◆ What is being asked
Retype the lines of the listing verbatim, starting at the line that contains "data-model-label[interactable]: Add this" and ending at the line that contains "table-range-input[interactable]: Sheet3!$A$1:$C$16 —", both included.

====== Provided information

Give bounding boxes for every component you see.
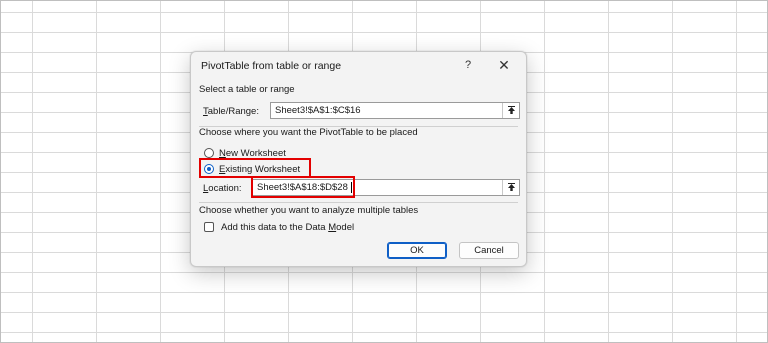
data-model-label[interactable]: Add this data to the Data Model — [221, 222, 354, 233]
location-label: Location: — [203, 183, 242, 194]
close-button[interactable]: ✕ — [496, 56, 512, 74]
table-range-label: Table/Range: — [203, 106, 259, 117]
section-select-range-title: Select a table or range — [199, 84, 295, 95]
help-button[interactable]: ? — [461, 57, 475, 73]
new-worksheet-label[interactable]: New Worksheet — [219, 148, 286, 159]
location-input[interactable]: Sheet3!$A$18:$D$28 — [252, 179, 520, 196]
divider — [199, 202, 518, 203]
cancel-button[interactable]: Cancel — [459, 242, 519, 259]
location-value: Sheet3!$A$18:$D$28 — [257, 182, 348, 193]
collapse-arrow-icon — [507, 183, 515, 191]
ok-button[interactable]: OK — [387, 242, 447, 259]
table-range-input[interactable]: Sheet3!$A$1:$C$16 — [270, 102, 520, 119]
pivottable-dialog: PivotTable from table or range ? ✕ Selec… — [190, 51, 527, 267]
new-worksheet-radio[interactable] — [204, 148, 214, 158]
location-collapse-button[interactable] — [502, 180, 519, 195]
table-range-value: Sheet3!$A$1:$C$16 — [275, 105, 361, 116]
collapse-arrow-icon — [507, 106, 515, 114]
dialog-titlebar: PivotTable from table or range ? ✕ — [191, 52, 526, 78]
existing-worksheet-radio[interactable] — [204, 164, 214, 174]
section-placement-title: Choose where you want the PivotTable to … — [199, 127, 418, 138]
dialog-title: PivotTable from table or range — [201, 60, 342, 72]
table-range-collapse-button[interactable] — [502, 103, 519, 118]
text-cursor — [351, 182, 352, 193]
section-analyze-title: Choose whether you want to analyze multi… — [199, 205, 419, 216]
existing-worksheet-label[interactable]: Existing Worksheet — [219, 164, 300, 175]
data-model-checkbox[interactable] — [204, 222, 214, 232]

============

◆ Solution for this task
data-model-label[interactable]: Add this data to the Data Model — [221, 222, 354, 233]
location-label: Location: — [203, 183, 242, 194]
close-button[interactable]: ✕ — [496, 56, 512, 74]
table-range-label: Table/Range: — [203, 106, 259, 117]
section-select-range-title: Select a table or range — [199, 84, 295, 95]
help-button[interactable]: ? — [461, 57, 475, 73]
new-worksheet-label[interactable]: New Worksheet — [219, 148, 286, 159]
location-input[interactable]: Sheet3!$A$18:$D$28 — [252, 179, 520, 196]
divider — [199, 202, 518, 203]
cancel-button[interactable]: Cancel — [459, 242, 519, 259]
location-value: Sheet3!$A$18:$D$28 — [257, 182, 348, 193]
collapse-arrow-icon — [507, 183, 515, 191]
ok-button[interactable]: OK — [387, 242, 447, 259]
table-range-input[interactable]: Sheet3!$A$1:$C$16 — [270, 102, 520, 119]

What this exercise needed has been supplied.